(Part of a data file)
"""

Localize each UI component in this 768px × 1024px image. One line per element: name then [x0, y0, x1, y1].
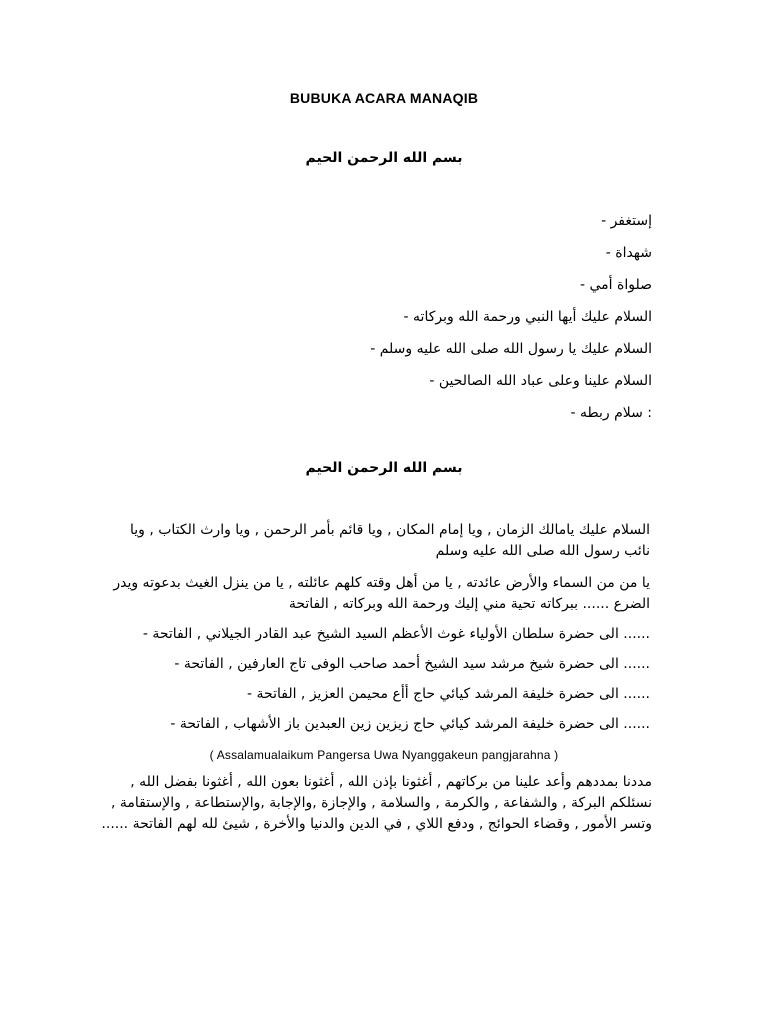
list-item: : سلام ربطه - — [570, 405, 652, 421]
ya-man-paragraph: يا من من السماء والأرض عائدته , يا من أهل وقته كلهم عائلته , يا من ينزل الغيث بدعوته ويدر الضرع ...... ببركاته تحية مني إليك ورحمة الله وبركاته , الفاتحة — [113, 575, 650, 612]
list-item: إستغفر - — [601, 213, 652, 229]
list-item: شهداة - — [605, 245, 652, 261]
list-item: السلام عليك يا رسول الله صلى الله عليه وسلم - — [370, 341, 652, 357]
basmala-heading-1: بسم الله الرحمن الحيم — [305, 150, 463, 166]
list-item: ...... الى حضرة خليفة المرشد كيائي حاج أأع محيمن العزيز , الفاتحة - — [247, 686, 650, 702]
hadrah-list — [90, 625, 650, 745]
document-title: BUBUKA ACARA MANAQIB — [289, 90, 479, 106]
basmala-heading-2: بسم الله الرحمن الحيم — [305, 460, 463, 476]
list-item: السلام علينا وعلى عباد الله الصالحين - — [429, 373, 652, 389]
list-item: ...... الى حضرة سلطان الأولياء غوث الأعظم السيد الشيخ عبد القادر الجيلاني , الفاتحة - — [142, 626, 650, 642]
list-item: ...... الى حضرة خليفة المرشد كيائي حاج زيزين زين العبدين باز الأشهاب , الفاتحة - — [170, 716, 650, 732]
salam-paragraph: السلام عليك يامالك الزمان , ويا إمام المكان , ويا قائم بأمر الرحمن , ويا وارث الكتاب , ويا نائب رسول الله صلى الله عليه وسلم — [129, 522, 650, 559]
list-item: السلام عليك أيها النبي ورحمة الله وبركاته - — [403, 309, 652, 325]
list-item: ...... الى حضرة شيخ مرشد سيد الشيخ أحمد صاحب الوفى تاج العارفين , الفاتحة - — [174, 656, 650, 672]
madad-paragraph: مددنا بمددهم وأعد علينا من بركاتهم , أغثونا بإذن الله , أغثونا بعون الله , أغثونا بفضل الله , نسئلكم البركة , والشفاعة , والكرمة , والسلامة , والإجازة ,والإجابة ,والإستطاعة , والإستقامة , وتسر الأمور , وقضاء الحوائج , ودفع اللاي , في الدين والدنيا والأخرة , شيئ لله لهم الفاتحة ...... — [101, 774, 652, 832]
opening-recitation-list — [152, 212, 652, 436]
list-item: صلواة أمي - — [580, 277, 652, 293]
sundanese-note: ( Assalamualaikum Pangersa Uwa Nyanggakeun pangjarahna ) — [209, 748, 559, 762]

"""
"""

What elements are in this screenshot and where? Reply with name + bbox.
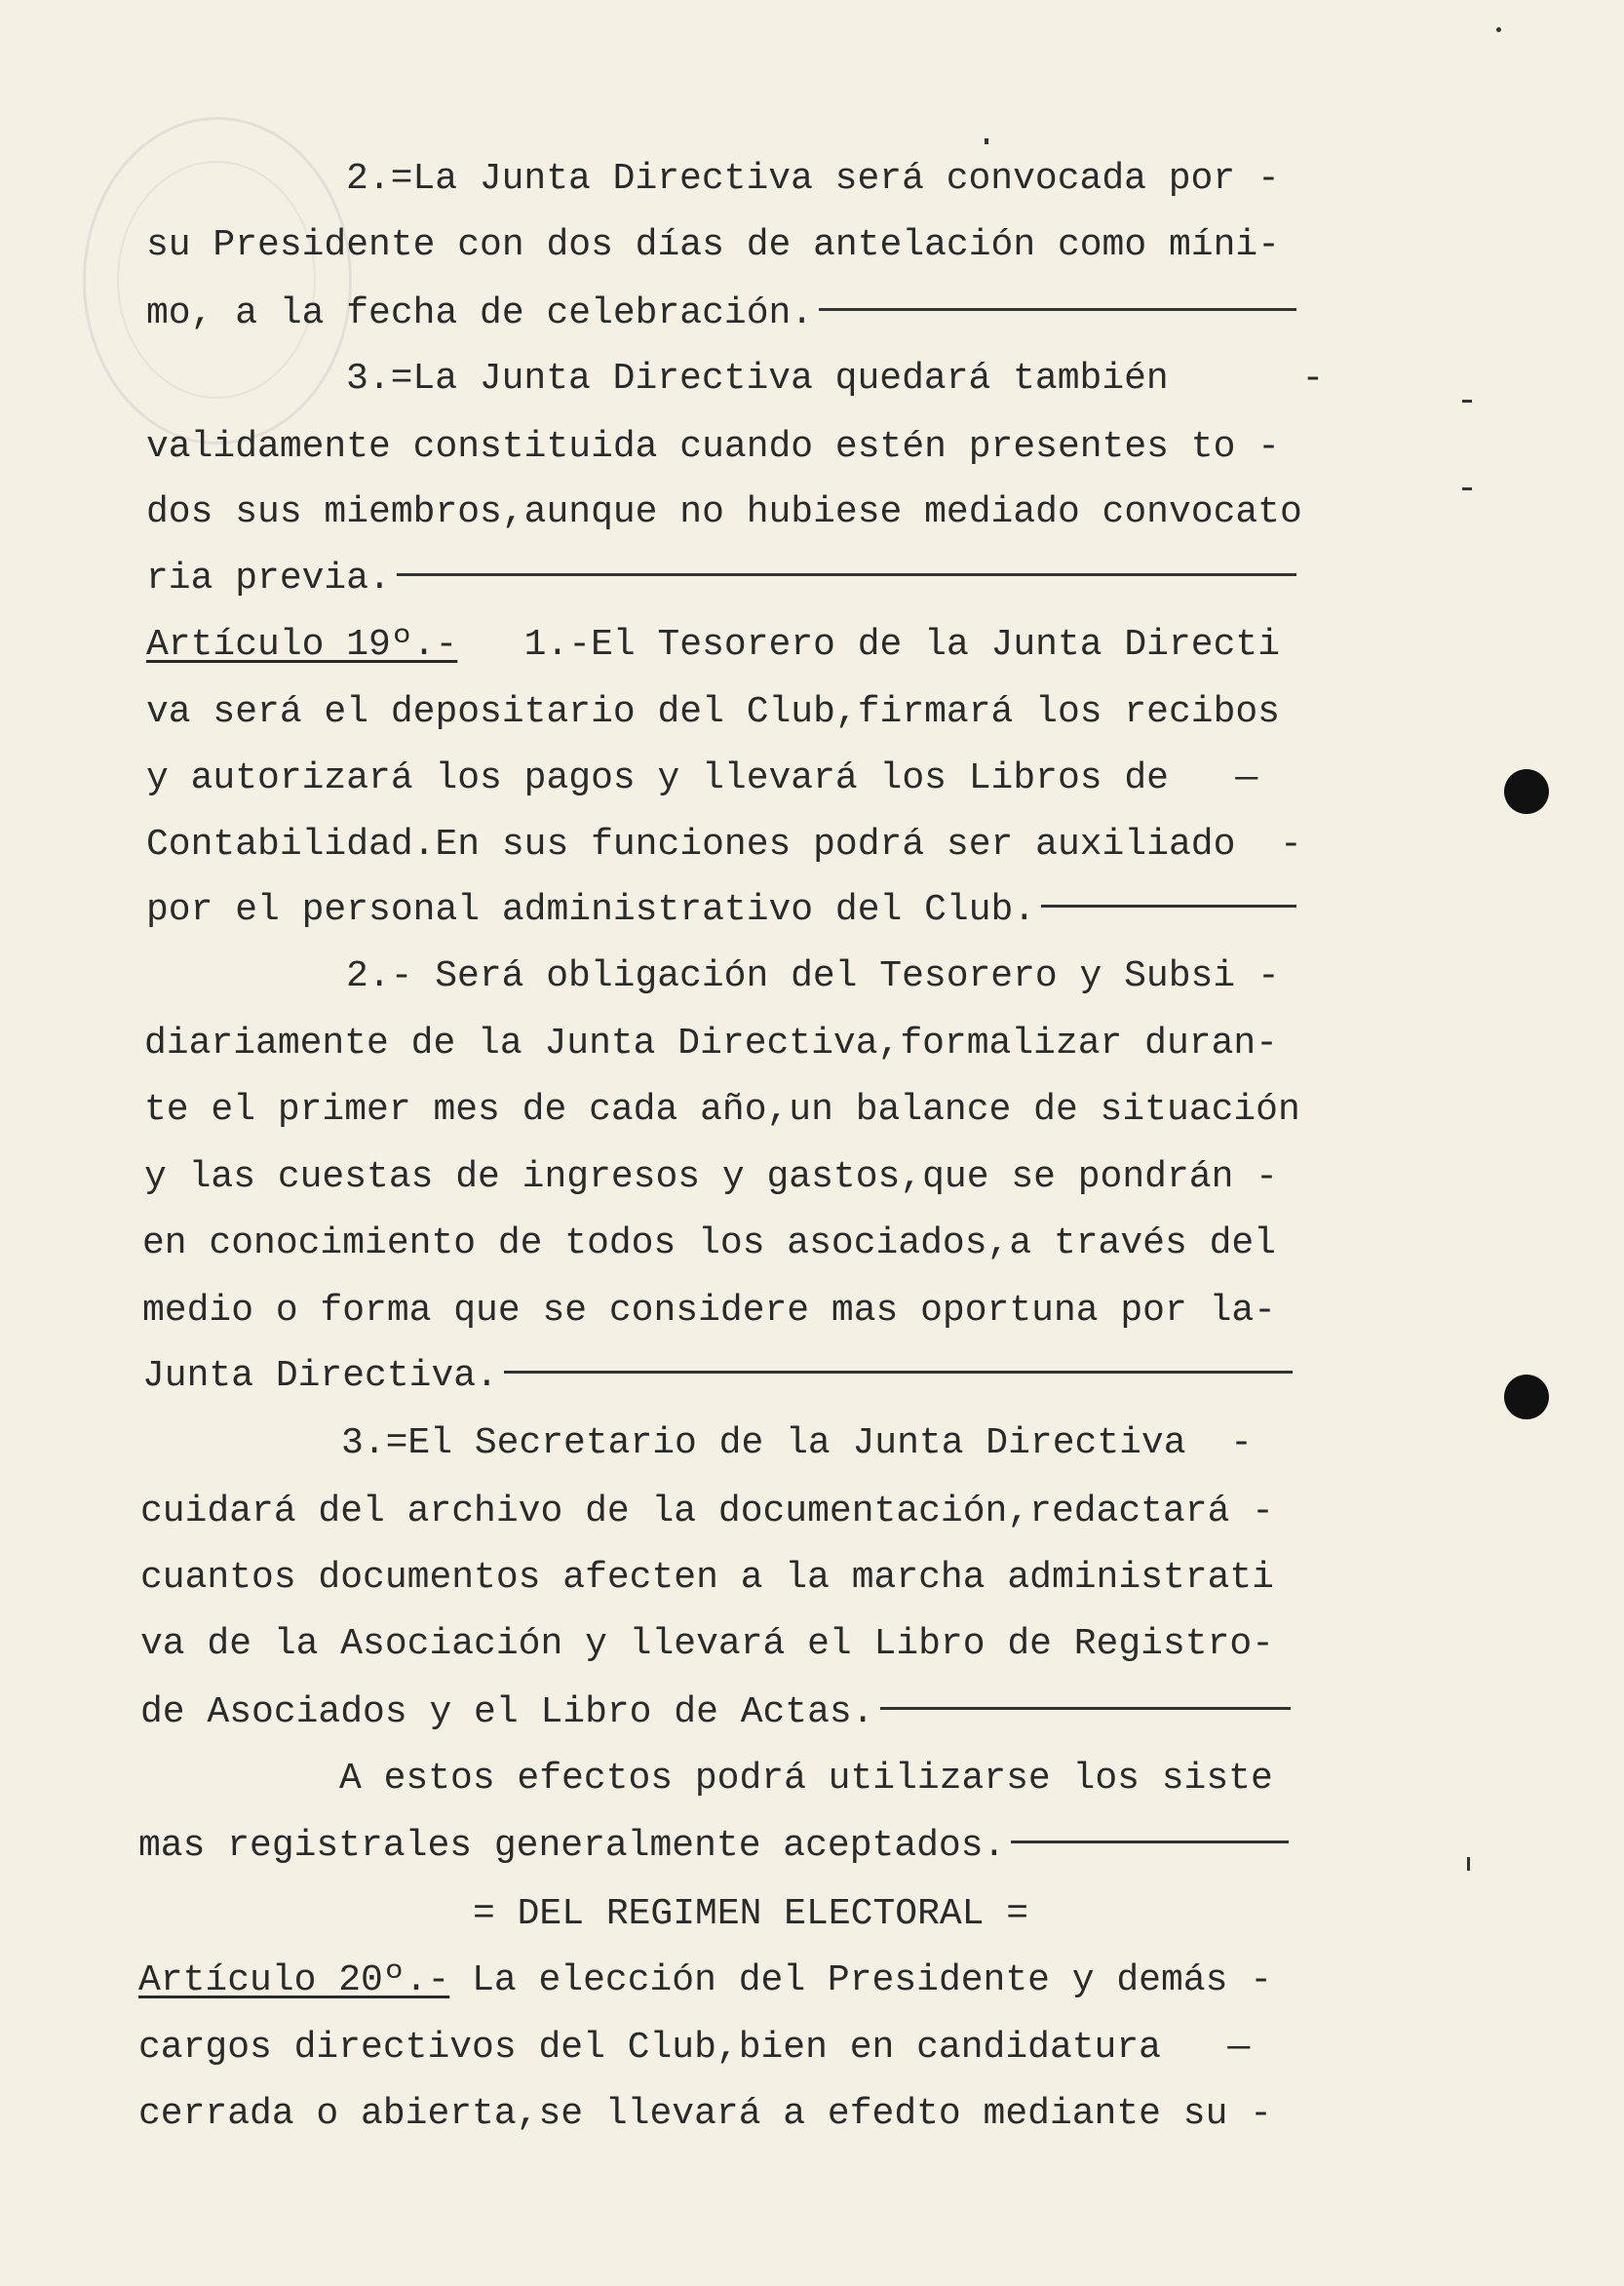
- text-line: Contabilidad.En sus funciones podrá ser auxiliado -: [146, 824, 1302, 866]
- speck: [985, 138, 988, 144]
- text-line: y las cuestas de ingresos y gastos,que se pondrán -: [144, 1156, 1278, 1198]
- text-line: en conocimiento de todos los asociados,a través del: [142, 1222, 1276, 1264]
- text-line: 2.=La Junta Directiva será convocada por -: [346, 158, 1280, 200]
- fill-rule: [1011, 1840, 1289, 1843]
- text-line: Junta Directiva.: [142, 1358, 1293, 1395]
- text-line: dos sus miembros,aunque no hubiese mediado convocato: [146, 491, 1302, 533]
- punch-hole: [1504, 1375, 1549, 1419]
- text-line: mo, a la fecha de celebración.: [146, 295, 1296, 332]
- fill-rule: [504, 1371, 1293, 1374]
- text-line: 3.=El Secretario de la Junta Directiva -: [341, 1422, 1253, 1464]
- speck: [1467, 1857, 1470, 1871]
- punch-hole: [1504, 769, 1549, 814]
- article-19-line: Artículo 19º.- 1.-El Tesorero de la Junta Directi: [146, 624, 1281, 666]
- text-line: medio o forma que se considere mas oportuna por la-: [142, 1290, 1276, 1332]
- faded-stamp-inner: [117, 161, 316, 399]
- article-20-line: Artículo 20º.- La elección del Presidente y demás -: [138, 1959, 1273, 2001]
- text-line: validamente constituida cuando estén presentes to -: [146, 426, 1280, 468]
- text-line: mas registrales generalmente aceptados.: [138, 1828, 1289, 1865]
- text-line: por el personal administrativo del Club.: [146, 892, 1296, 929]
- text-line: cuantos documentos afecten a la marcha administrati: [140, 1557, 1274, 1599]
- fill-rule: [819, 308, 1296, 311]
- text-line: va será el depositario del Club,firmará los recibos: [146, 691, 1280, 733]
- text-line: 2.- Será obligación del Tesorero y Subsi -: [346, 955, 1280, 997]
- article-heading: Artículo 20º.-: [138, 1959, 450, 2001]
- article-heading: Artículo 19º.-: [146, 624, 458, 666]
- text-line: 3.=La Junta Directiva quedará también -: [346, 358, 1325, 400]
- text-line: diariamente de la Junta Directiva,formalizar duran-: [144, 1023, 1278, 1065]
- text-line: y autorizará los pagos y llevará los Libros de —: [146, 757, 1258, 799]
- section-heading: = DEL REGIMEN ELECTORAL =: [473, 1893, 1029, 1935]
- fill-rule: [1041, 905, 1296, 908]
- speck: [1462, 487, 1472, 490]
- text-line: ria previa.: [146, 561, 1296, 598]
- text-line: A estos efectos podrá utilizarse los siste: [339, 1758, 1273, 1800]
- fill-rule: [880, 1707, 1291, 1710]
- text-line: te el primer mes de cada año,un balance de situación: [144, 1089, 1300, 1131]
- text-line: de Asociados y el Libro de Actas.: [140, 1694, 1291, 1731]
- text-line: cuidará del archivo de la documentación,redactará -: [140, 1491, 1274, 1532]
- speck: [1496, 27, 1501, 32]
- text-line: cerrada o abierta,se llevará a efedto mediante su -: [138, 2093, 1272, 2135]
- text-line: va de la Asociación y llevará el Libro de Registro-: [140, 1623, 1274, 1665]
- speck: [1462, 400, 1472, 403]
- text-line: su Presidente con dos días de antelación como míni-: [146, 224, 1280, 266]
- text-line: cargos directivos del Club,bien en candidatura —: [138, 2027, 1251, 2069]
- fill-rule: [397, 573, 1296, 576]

"""

Pull out, word for word, the lines of the records that begin with the line containing "Localize each UI" and end with the line containing "sundanese-note: ( Assalamualaikum", including both of those lines. Leave the pictures out of your answer.

Localize each UI component in this 768px × 1024px image. One line per element: name then [x0, y0, x1, y1].
list-item: : سلام ربطه - — [570, 405, 652, 421]
ya-man-paragraph: يا من من السماء والأرض عائدته , يا من أهل وقته كلهم عائلته , يا من ينزل الغيث بدعوته ويدر الضرع ...... ببركاته تحية مني إليك ورحمة الله وبركاته , الفاتحة — [113, 575, 650, 612]
list-item: إستغفر - — [601, 213, 652, 229]
list-item: شهداة - — [605, 245, 652, 261]
list-item: السلام عليك يا رسول الله صلى الله عليه وسلم - — [370, 341, 652, 357]
basmala-heading-1: بسم الله الرحمن الحيم — [305, 150, 463, 166]
list-item: ...... الى حضرة خليفة المرشد كيائي حاج أأع محيمن العزيز , الفاتحة - — [247, 686, 650, 702]
hadrah-list — [90, 625, 650, 745]
document-title: BUBUKA ACARA MANAQIB — [289, 90, 479, 106]
basmala-heading-2: بسم الله الرحمن الحيم — [305, 460, 463, 476]
list-item: السلام علينا وعلى عباد الله الصالحين - — [429, 373, 652, 389]
list-item: ...... الى حضرة سلطان الأولياء غوث الأعظم السيد الشيخ عبد القادر الجيلاني , الفاتحة - — [142, 626, 650, 642]
list-item: ...... الى حضرة خليفة المرشد كيائي حاج زيزين زين العبدين باز الأشهاب , الفاتحة - — [170, 716, 650, 732]
salam-paragraph: السلام عليك يامالك الزمان , ويا إمام المكان , ويا قائم بأمر الرحمن , ويا وارث الكتاب , ويا نائب رسول الله صلى الله عليه وسلم — [129, 522, 650, 559]
list-item: السلام عليك أيها النبي ورحمة الله وبركاته - — [403, 309, 652, 325]
list-item: ...... الى حضرة شيخ مرشد سيد الشيخ أحمد صاحب الوفى تاج العارفين , الفاتحة - — [174, 656, 650, 672]
madad-paragraph: مددنا بمددهم وأعد علينا من بركاتهم , أغثونا بإذن الله , أغثونا بعون الله , أغثونا بفضل الله , نسئلكم البركة , والشفاعة , والكرمة , والسلامة , والإجازة ,والإجابة ,والإستطاعة , والإستقامة , وتسر الأمور , وقضاء الحوائج , ودفع اللاي , في الدين والدنيا والأخرة , شيئ لله لهم الفاتحة ...... — [101, 774, 652, 832]
opening-recitation-list — [152, 212, 652, 436]
list-item: صلواة أمي - — [580, 277, 652, 293]
sundanese-note: ( Assalamualaikum Pangersa Uwa Nyanggakeun pangjarahna ) — [209, 748, 559, 762]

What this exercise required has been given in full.